# GIVEN DATA:
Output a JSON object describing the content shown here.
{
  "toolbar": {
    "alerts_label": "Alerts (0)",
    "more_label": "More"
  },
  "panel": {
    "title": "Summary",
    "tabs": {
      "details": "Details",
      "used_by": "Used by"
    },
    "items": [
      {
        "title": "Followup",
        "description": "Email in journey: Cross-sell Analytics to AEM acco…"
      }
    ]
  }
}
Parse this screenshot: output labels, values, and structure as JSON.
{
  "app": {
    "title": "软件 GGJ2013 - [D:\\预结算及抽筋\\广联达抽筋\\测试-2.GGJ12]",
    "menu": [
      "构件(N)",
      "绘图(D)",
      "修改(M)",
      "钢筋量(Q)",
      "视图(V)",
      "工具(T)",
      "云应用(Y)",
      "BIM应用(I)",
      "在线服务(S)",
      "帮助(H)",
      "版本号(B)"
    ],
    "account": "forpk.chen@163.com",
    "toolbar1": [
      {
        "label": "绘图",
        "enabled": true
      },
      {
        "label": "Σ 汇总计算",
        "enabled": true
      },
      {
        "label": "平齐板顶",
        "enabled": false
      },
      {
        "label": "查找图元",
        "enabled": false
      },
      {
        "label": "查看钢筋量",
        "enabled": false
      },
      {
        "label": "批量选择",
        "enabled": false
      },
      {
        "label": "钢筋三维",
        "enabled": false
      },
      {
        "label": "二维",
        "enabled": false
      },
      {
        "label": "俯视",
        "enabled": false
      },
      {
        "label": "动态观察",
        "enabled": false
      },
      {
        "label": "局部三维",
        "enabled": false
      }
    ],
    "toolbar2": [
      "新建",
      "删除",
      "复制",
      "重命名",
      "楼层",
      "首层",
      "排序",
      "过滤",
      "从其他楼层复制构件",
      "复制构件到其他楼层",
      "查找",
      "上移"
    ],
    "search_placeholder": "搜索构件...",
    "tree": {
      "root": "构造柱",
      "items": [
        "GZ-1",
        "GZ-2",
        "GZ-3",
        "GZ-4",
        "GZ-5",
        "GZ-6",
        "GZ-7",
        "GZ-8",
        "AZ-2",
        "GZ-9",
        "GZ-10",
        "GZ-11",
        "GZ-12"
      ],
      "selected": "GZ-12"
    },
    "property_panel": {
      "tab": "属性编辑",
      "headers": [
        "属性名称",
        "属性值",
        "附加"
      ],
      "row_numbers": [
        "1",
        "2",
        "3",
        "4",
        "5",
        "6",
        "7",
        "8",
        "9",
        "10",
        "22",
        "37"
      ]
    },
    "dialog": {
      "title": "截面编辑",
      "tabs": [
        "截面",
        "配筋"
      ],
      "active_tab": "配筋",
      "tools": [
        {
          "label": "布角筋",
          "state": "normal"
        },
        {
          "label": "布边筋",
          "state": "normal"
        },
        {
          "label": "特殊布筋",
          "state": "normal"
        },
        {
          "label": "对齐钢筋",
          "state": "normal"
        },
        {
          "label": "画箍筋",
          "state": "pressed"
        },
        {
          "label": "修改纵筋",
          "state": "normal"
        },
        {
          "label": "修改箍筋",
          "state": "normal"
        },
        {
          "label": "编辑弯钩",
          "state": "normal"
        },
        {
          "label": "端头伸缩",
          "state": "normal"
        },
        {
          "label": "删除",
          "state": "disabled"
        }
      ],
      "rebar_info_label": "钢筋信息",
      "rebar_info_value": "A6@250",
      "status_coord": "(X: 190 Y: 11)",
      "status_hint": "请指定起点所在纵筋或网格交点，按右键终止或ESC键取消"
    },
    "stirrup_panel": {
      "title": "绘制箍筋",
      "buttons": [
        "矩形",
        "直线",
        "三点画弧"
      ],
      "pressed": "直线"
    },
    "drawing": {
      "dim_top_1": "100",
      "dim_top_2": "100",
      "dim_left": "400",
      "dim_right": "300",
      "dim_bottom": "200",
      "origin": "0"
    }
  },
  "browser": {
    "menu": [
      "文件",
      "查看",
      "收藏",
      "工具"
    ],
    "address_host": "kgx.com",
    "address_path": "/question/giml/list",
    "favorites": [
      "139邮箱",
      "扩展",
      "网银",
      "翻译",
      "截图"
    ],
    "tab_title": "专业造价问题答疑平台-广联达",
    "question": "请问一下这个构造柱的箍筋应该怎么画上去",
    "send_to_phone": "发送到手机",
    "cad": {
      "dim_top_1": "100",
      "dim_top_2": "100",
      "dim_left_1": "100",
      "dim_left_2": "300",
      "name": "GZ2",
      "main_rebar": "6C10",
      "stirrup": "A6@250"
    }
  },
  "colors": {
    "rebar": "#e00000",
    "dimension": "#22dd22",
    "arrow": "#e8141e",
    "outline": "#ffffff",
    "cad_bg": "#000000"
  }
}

# BRIEF:
Copy all the entries verbatim.

# TASK ANSWER:
Output a JSON object describing the content shown here.
{
  "toolbar": {
    "alerts_label": "Alerts (0)",
    "more_label": "More"
  },
  "panel": {
    "title": "Summary",
    "tabs": {
      "details": "Details",
      "used_by": "Used by"
    },
    "items": [
      {
        "title": "Followup",
        "description": "Email in journey: Cross-sell Analytics to AEM acco…"
      }
    ]
  }
}
Parse this screenshot: output labels, values, and structure as JSON.
{
  "app": {
    "title": "软件 GGJ2013 - [D:\\预结算及抽筋\\广联达抽筋\\测试-2.GGJ12]",
    "menu": [
      "构件(N)",
      "绘图(D)",
      "修改(M)",
      "钢筋量(Q)",
      "视图(V)",
      "工具(T)",
      "云应用(Y)",
      "BIM应用(I)",
      "在线服务(S)",
      "帮助(H)",
      "版本号(B)"
    ],
    "account": "forpk.chen@163.com",
    "toolbar1": [
      {
        "label": "绘图",
        "enabled": true
      },
      {
        "label": "Σ 汇总计算",
        "enabled": true
      },
      {
        "label": "平齐板顶",
        "enabled": false
      },
      {
        "label": "查找图元",
        "enabled": false
      },
      {
        "label": "查看钢筋量",
        "enabled": false
      },
      {
        "label": "批量选择",
        "enabled": false
      },
      {
        "label": "钢筋三维",
        "enabled": false
      },
      {
        "label": "二维",
        "enabled": false
      },
      {
        "label": "俯视",
        "enabled": false
      },
      {
        "label": "动态观察",
        "enabled": false
      },
      {
        "label": "局部三维",
        "enabled": false
      }
    ],
    "toolbar2": [
      "新建",
      "删除",
      "复制",
      "重命名",
      "楼层",
      "首层",
      "排序",
      "过滤",
      "从其他楼层复制构件",
      "复制构件到其他楼层",
      "查找",
      "上移"
    ],
    "search_placeholder": "搜索构件...",
    "tree": {
      "root": "构造柱",
      "items": [
        "GZ-1",
        "GZ-2",
        "GZ-3",
        "GZ-4",
        "GZ-5",
        "GZ-6",
        "GZ-7",
        "GZ-8",
        "AZ-2",
        "GZ-9",
        "GZ-10",
        "GZ-11",
        "GZ-12"
      ],
      "selected": "GZ-12"
    },
    "property_panel": {
      "tab": "属性编辑",
      "headers": [
        "属性名称",
        "属性值",
        "附加"
      ],
      "row_numbers": [
        "1",
        "2",
        "3",
        "4",
        "5",
        "6",
        "7",
        "8",
        "9",
        "10",
        "22",
        "37"
      ]
    },
    "dialog": {
      "title": "截面编辑",
      "tabs": [
        "截面",
        "配筋"
      ],
      "active_tab": "配筋",
      "tools": [
        {
          "label": "布角筋",
          "state": "normal"
        },
        {
          "label": "布边筋",
          "state": "normal"
        },
        {
          "label": "特殊布筋",
          "state": "normal"
        },
        {
          "label": "对齐钢筋",
          "state": "normal"
        },
        {
          "label": "画箍筋",
          "state": "pressed"
        },
        {
          "label": "修改纵筋",
          "state": "normal"
        },
        {
          "label": "修改箍筋",
          "state": "normal"
        },
        {
          "label": "编辑弯钩",
          "state": "normal"
        },
        {
          "label": "端头伸缩",
          "state": "normal"
        },
        {
          "label": "删除",
          "state": "disabled"
        }
      ],
      "rebar_info_label": "钢筋信息",
      "rebar_info_value": "A6@250",
      "status_coord": "(X: 190 Y: 11)",
      "status_hint": "请指定起点所在纵筋或网格交点，按右键终止或ESC键取消"
    },
    "stirrup_panel": {
      "title": "绘制箍筋",
      "buttons": [
        "矩形",
        "直线",
        "三点画弧"
      ],
      "pressed": "直线"
    },
    "drawing": {
      "dim_top_1": "100",
      "dim_top_2": "100",
      "dim_left": "400",
      "dim_right": "300",
      "dim_bottom": "200",
      "origin": "0"
    }
  },
  "browser": {
    "menu": [
      "文件",
      "查看",
      "收藏",
      "工具"
    ],
    "address_host": "kgx.com",
    "address_path": "/question/giml/list",
    "favorites": [
      "139邮箱",
      "扩展",
      "网银",
      "翻译",
      "截图"
    ],
    "tab_title": "专业造价问题答疑平台-广联达",
    "question": "请问一下这个构造柱的箍筋应该怎么画上去",
    "send_to_phone": "发送到手机",
    "cad": {
      "dim_top_1": "100",
      "dim_top_2": "100",
      "dim_left_1": "100",
      "dim_left_2": "300",
      "name": "GZ2",
      "main_rebar": "6C10",
      "stirrup": "A6@250"
    }
  },
  "colors": {
    "rebar": "#e00000",
    "dimension": "#22dd22",
    "arrow": "#e8141e",
    "outline": "#ffffff",
    "cad_bg": "#000000"
  }
}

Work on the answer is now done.